Filter this material down to the lines that hold "медиаобразования", copying each one.

(Entries from a dataset)
╭──
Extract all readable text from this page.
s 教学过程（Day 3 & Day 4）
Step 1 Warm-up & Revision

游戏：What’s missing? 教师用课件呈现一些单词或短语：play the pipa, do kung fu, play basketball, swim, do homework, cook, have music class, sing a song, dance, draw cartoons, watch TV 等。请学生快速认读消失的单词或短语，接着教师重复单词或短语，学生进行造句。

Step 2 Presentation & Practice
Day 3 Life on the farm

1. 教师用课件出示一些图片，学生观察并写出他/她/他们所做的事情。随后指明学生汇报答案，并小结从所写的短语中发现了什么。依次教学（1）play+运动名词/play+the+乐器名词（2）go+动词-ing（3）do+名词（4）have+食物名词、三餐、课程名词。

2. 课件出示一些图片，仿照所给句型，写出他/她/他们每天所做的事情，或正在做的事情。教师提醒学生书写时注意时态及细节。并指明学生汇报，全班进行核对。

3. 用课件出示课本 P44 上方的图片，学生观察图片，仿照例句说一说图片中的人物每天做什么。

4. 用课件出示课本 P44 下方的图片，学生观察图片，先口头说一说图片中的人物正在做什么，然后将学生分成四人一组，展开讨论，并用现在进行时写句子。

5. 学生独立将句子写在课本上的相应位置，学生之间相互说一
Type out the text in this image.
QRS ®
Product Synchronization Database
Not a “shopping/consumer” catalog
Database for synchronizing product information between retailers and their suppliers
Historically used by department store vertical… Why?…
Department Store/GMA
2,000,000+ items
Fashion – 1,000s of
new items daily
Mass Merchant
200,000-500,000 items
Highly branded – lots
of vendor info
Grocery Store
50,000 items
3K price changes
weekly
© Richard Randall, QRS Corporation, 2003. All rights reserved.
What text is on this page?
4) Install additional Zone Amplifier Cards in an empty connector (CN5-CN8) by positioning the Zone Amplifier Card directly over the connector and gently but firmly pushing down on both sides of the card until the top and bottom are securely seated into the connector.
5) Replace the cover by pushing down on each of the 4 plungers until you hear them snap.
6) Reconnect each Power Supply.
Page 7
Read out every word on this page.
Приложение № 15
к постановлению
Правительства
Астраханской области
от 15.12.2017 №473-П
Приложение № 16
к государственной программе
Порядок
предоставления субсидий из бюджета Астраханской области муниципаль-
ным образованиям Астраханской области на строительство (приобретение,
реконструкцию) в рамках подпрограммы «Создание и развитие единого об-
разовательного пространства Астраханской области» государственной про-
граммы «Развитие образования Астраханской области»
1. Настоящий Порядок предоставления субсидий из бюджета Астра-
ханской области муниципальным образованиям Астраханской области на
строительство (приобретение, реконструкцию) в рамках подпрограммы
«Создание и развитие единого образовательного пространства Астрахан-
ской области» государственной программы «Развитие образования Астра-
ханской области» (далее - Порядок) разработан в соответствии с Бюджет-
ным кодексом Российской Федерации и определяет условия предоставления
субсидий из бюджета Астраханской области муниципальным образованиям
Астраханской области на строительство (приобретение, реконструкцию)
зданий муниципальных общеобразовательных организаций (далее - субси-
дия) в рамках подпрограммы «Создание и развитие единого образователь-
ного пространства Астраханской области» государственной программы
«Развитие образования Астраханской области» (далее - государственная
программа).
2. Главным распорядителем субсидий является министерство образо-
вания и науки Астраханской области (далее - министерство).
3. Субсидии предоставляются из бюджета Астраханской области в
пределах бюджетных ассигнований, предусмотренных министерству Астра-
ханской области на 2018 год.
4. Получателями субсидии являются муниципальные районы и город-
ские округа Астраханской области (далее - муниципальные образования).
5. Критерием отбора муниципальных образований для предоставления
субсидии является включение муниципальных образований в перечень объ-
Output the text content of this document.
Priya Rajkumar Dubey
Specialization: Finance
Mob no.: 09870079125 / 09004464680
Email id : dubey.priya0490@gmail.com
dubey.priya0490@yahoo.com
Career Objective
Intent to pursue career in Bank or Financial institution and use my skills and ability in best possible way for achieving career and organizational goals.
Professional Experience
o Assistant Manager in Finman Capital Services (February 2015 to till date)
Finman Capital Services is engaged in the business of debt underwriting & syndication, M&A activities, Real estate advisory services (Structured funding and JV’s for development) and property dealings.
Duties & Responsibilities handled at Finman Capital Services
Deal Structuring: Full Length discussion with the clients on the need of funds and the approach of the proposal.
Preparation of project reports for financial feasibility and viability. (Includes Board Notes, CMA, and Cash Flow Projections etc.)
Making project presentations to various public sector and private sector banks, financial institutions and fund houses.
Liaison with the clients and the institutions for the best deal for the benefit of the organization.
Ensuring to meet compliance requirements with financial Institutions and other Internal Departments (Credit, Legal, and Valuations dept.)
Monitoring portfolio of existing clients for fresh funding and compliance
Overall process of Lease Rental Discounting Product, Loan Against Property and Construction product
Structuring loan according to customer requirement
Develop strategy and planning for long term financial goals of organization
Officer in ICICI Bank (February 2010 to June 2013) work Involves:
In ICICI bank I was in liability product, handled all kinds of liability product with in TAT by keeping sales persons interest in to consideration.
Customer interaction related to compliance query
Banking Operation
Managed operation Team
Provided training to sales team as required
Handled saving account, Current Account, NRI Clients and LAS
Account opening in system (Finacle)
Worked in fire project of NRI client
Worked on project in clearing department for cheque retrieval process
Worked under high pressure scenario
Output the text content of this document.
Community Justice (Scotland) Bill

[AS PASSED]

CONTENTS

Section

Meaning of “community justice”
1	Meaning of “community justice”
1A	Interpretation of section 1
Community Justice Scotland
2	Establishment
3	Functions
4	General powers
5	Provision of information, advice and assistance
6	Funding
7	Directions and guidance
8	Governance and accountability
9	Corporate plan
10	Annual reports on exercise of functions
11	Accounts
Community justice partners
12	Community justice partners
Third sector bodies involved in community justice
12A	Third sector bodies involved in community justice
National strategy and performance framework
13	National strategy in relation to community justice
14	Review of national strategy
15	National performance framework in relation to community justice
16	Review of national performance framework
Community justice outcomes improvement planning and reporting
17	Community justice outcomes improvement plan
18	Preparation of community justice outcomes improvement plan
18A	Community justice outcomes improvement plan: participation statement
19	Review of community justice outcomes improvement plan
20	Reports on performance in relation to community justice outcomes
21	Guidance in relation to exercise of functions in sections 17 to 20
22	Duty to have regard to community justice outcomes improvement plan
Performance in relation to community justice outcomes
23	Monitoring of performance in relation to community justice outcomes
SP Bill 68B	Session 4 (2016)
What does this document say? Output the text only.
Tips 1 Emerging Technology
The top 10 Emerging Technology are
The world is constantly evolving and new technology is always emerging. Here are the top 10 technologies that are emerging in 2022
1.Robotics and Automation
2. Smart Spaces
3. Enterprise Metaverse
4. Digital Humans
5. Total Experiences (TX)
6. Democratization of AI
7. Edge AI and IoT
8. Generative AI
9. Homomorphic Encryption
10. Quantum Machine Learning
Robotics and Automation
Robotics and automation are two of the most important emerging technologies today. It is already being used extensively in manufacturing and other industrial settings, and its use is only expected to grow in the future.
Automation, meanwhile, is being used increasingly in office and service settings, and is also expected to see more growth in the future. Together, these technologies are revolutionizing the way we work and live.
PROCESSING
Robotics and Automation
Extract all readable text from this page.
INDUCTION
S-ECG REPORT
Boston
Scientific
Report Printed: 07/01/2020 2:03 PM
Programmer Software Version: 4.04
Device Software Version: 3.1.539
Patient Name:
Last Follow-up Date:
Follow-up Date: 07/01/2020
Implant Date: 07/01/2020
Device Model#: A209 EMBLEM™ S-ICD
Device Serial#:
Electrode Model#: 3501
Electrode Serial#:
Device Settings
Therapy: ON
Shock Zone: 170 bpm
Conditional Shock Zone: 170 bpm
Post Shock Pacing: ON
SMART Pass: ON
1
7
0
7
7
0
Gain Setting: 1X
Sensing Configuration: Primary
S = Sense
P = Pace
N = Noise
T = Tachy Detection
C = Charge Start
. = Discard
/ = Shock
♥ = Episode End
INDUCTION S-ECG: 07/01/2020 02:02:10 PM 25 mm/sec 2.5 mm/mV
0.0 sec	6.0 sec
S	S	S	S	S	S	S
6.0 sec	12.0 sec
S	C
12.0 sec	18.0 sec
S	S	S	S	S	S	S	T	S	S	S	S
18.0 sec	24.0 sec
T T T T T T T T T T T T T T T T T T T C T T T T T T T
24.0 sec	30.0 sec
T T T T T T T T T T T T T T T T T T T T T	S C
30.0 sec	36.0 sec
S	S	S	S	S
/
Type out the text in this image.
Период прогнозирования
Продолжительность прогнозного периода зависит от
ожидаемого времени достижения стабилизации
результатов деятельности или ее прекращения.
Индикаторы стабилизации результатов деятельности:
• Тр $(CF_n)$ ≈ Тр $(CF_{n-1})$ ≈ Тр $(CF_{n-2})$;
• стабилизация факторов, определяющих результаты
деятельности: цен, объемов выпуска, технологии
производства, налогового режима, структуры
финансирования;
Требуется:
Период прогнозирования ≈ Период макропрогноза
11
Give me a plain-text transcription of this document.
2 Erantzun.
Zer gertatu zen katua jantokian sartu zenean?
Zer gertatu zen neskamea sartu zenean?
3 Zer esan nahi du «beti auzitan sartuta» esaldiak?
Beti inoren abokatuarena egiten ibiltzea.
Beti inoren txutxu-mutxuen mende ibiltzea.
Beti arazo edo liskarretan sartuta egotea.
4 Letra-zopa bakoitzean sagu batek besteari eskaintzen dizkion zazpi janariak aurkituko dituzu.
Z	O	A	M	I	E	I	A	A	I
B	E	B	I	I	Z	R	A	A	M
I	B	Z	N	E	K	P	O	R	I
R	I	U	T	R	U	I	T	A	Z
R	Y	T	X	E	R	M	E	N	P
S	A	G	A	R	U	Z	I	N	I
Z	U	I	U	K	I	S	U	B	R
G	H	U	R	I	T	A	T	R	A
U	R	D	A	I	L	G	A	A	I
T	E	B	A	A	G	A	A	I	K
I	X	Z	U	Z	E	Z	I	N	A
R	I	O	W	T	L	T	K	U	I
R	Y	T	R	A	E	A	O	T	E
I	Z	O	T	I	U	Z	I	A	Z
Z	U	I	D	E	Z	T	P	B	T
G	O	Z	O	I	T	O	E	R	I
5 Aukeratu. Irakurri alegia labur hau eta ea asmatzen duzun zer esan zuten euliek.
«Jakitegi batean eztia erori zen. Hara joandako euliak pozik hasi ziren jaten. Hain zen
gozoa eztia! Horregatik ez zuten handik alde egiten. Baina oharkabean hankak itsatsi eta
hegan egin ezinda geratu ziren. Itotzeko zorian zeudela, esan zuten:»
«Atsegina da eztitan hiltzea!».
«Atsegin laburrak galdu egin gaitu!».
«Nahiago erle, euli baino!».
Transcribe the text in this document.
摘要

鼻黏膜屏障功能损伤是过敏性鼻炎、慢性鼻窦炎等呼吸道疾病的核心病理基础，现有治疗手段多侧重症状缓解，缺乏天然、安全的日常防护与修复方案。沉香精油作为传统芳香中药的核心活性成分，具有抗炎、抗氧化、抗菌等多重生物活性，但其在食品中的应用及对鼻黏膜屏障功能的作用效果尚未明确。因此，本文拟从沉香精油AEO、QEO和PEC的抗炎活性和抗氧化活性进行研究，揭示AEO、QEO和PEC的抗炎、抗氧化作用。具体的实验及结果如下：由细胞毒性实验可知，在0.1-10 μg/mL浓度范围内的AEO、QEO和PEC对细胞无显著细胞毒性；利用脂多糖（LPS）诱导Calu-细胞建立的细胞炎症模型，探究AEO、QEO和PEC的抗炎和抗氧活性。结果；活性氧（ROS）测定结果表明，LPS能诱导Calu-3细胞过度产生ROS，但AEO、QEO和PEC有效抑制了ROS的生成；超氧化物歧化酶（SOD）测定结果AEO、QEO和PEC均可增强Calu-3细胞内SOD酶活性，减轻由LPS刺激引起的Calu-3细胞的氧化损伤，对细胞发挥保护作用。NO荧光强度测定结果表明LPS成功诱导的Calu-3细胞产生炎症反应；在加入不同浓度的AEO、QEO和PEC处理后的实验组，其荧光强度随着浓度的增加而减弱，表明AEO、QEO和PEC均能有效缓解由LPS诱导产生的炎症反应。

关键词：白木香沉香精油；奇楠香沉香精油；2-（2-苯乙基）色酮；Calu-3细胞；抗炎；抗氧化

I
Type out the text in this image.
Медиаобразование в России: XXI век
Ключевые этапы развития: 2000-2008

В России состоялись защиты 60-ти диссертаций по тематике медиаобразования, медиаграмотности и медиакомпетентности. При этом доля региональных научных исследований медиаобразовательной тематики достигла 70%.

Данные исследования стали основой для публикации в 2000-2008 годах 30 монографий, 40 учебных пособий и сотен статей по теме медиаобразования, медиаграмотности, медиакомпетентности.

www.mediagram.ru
╰──
[SOLVED EXERCISE]
В России состоялись защиты 60-ти диссертаций по тематике медиаобразования, медиаграмотности и медиакомпетентности. При этом доля региональных научных исследований медиаобразовательной тематики достигла 70%.
Данные исследования стали основой для публикации в 2000-2008 годах 30 монографий, 40 учебных пособий и сотен статей по теме медиаобразования, медиаграмотности, медиакомпетентности.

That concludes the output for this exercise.